### WHAT YOU WILL DO
- A) In the Chrishuna Williams article, turn the paragraph beginning "Chrishuna Williams ran 2:00.58" into a list that keeps each race's year, meet, place and time.
- B) Extend the Chrishuna Williams article with a few more sentences, picking up after its final line.

*** PROVIDED TEXT Section Begins ***

Personal information
- Born: March 31, 1993 (age 33)
- Height: 5 ft 4 in (1.63 m)

Sport
- Country: United States
- Event: 800 metres 400 metres
- College team: Arkansas Razorbacks
- Club: Nike
- Turned pro: 2015
- Coached by: Chris Johnson

Achievements and titles
- Personal best: 200 m: 24.21 400 m: 52.02 800 m: 1:59.59

Medal record
Women's athletics
Representing the United States
IAAF World Relays
| Gold medal – first place | 2017 Bahamas | 4x800 |
2016 United States Olympic Trials (track and field)
| Bronze medal – third place | 2016 Eugene | 800m |

= Chrishuna Williams =

American middle-distance runner

Chrishuna Williams (born March 31, 1993) is an American middle-distance runner.

==Professional==
Williams formerly ran the 400 meters, but qualified for the 2016 Olympics in the 800 meters. Williams ran 2:01.19 in Athletics at the 2016 Summer Olympics – Women's 800 metres to represent USA and place 35th.

Chrishuna Williams ran 2:00.58 in 800 m final to place 5th at 2017 USA Outdoor Track and Field Championships. Williams ran 1:59.59 in 800 m final to place 3rd at 2016 United States Olympic Trials (track and field). Chrishuna Williams placed 17th in 800 meters at 2015 USA Outdoor Track and Field Championships in 2:03.54.

*** PROVIDED TEXT Section Ends ***
*** GIVEN DATA Section Begins ***

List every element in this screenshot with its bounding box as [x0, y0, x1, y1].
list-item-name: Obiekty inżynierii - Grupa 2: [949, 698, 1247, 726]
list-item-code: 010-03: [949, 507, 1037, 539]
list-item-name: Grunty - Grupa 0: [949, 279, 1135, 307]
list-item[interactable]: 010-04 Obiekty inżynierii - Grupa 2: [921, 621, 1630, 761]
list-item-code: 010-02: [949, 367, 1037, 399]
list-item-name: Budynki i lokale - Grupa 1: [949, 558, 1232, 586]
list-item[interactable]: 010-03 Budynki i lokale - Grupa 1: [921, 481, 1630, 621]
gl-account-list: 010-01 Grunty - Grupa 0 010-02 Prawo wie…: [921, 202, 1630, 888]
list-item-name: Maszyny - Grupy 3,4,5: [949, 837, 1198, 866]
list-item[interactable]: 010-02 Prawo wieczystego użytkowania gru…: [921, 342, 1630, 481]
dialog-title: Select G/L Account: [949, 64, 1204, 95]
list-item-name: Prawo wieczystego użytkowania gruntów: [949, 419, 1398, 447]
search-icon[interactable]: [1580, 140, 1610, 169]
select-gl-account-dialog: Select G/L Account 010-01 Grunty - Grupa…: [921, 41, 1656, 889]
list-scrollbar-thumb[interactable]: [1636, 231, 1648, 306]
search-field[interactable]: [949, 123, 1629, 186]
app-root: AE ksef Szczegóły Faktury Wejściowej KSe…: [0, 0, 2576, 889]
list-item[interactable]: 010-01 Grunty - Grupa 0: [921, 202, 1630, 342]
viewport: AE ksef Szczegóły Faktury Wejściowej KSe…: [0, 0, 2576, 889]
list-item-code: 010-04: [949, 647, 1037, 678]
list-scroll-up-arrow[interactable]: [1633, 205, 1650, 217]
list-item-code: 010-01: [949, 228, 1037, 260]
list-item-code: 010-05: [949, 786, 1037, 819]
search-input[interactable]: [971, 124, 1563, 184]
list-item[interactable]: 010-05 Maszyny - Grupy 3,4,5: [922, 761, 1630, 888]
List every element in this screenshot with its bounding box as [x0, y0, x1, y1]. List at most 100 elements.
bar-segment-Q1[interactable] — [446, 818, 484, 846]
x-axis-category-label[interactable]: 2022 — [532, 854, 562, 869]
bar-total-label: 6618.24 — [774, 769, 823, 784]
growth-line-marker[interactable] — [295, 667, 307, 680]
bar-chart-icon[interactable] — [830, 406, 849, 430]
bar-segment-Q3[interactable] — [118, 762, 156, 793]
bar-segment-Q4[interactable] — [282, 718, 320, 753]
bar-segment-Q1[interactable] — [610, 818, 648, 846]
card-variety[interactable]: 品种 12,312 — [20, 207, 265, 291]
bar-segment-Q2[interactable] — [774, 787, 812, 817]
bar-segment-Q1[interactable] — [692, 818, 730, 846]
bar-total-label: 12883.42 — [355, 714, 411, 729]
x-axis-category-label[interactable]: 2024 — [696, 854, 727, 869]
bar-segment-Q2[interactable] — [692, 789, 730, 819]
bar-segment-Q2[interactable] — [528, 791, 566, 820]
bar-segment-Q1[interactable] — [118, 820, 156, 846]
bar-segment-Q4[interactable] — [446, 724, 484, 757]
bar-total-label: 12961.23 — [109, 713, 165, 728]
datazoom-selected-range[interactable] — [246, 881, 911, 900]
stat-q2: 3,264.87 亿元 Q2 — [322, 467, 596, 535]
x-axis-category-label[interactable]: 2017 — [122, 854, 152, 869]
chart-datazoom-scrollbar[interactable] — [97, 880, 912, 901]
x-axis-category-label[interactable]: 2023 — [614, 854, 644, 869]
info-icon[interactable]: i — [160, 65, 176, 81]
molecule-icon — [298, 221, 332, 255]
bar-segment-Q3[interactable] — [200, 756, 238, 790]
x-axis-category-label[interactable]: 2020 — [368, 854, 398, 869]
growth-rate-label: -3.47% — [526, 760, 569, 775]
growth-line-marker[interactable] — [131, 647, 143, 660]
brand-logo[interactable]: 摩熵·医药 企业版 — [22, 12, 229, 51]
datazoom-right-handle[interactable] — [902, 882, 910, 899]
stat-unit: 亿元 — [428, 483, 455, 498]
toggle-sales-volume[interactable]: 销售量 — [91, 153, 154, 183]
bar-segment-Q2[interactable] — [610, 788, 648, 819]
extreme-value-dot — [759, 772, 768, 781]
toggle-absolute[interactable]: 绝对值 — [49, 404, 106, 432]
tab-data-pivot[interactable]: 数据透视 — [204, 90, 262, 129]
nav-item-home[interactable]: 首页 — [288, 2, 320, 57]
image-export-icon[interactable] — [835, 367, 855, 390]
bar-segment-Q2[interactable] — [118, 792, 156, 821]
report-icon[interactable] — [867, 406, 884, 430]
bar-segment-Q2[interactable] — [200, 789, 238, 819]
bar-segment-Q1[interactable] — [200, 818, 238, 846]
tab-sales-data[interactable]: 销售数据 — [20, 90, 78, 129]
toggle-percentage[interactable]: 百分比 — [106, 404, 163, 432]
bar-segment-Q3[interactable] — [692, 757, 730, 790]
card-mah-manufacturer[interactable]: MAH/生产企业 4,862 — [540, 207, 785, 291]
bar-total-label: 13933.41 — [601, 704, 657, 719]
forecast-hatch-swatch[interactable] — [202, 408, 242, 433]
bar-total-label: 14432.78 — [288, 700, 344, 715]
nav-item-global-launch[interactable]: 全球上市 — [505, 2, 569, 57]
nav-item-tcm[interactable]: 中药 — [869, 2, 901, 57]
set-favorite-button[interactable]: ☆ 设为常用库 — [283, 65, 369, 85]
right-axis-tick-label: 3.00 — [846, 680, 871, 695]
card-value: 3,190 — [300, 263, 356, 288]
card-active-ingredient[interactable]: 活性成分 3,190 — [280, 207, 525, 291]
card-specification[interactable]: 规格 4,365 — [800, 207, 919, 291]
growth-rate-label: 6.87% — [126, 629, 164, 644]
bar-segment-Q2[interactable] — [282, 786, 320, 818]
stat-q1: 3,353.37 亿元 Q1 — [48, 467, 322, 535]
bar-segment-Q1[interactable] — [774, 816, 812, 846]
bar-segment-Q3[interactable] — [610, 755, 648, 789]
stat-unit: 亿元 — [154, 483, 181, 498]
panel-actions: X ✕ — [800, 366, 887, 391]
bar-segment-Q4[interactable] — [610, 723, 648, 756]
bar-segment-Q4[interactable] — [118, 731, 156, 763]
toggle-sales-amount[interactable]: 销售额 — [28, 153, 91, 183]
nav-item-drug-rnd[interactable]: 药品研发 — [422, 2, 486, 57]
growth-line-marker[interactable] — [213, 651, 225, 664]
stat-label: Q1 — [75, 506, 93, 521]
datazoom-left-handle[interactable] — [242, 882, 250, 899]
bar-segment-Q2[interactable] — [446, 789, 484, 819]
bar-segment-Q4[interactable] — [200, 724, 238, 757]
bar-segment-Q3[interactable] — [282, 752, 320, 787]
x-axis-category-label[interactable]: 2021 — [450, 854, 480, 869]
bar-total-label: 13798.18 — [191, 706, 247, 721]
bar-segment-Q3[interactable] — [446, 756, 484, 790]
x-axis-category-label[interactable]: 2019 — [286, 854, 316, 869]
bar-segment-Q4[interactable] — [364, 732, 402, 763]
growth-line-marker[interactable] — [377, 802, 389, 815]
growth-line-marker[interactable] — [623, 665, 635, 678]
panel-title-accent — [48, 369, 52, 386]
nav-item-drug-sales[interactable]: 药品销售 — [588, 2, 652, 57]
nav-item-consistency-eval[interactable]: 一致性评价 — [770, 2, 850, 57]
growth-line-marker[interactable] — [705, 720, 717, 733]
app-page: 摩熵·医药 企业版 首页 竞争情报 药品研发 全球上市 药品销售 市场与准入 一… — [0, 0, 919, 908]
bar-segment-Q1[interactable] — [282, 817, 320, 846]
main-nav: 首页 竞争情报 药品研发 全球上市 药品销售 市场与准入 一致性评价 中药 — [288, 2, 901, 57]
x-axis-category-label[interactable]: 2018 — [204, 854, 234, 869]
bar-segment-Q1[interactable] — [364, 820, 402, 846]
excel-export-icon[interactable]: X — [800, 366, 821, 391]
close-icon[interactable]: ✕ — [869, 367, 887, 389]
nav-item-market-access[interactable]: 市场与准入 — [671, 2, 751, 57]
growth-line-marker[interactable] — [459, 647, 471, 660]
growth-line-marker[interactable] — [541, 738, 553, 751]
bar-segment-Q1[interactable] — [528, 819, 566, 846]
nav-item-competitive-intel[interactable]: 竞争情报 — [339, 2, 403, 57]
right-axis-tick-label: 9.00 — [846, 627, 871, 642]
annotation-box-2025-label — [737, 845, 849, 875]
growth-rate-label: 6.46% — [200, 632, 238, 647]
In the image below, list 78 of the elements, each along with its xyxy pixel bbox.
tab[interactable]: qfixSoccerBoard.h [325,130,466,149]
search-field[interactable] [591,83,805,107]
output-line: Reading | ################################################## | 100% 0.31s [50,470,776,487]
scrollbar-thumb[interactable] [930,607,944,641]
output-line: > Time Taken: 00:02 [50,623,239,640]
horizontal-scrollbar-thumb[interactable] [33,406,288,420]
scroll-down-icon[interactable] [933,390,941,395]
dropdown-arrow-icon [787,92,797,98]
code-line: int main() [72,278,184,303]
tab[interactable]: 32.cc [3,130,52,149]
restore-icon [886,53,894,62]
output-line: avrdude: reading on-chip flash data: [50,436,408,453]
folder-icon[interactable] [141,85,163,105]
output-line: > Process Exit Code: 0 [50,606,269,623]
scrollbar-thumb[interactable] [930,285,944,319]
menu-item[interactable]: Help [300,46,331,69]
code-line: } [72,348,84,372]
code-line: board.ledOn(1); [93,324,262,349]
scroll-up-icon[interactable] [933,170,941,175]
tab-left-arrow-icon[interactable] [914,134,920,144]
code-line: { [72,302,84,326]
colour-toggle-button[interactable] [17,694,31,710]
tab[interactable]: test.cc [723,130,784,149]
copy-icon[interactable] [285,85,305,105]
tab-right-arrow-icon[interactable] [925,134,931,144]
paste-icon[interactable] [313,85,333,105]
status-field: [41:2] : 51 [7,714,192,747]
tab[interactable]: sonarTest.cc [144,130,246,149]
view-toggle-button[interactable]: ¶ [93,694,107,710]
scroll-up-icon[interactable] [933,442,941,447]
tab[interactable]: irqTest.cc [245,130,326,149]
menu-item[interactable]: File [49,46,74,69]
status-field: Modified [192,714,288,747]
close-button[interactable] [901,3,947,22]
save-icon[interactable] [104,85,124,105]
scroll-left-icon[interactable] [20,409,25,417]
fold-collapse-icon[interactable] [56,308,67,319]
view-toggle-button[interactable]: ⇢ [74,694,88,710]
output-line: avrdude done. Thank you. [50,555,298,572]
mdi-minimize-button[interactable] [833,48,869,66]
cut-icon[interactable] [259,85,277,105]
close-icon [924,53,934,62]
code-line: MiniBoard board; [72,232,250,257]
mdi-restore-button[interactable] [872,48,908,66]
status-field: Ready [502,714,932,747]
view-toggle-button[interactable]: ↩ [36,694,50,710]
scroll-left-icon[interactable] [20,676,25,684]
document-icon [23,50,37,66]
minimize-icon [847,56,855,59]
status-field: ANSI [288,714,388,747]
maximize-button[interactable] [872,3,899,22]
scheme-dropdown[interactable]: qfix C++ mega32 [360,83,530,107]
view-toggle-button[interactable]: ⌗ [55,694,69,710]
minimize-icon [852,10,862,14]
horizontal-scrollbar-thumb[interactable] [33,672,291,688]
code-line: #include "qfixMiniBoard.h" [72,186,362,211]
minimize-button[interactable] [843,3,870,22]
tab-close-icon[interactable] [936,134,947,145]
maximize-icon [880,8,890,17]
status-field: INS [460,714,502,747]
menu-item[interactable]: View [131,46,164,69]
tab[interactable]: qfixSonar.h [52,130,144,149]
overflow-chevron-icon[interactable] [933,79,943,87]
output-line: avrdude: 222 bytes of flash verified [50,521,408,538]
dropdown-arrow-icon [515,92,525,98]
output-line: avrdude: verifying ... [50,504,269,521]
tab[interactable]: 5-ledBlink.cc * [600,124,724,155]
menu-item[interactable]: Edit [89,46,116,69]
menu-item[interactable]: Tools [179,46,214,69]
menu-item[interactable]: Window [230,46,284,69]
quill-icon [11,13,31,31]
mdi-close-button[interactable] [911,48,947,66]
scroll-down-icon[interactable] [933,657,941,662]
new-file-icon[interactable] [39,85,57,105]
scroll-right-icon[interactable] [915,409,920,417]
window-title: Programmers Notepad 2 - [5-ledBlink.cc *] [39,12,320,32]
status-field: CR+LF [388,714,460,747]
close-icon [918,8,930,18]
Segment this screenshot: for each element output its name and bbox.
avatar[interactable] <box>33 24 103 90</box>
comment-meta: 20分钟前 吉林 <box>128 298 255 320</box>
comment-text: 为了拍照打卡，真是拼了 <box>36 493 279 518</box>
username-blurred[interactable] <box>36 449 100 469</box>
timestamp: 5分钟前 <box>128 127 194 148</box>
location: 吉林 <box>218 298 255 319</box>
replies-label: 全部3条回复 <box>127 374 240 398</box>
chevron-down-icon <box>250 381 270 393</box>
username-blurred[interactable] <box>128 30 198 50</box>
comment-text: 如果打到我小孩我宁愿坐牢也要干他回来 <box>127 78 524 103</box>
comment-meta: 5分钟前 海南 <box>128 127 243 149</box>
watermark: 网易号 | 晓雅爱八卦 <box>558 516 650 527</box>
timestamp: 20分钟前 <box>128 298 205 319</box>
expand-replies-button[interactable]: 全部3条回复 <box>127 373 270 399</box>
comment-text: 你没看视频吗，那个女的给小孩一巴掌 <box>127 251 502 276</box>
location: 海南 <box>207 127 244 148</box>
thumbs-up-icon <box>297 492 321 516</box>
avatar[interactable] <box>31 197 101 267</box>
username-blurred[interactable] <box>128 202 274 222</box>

*** GIVEN DATA Section Ends ***

### RESULTS FOR EACH TASK
- A)
- 2017 USA Outdoor Track and Field Championships, 800 m final: 5th place, 2:00.58
- 2016 United States Olympic Trials, 800 m final: 3rd place, 1:59.59
- 2015 USA Outdoor Track and Field Championships, 800 m: 17th place, 2:03.54

- B)
Williams was part of Team USA setting world indoor record in the 4 × 800 m relay February 3 at 2018 Millrose Games in 8:05.89 – Chrishuna Williams (2:05.10), Raevyn Rogers (2:00.45), Charlene Lipsey (2:01.98), Ajee' Wilson (1:58.37).

==NCAA==
Williams was a ten-time NCAA Division I All-American for the University of Arkansas and won a national championship as part of the distance medley relay. Chrishuna Williams earned thirteen conference honors as a track and field finalist in the Southeastern Conference.

==Prep==
A 2011 graduate of north Texas DeSoto High School, Chrishuna Williams won Texas Class 5A University Interscholastic League 4 × 400 m title in 3:41.41 this order: Maegan Cowan, Kierra Hamilton, Chrishuna Williams, Tia Gamble. Williams placed 4th at 2010 and 3rd at 2011 Texas 5A University Interscholastic League 400 m state championship finals.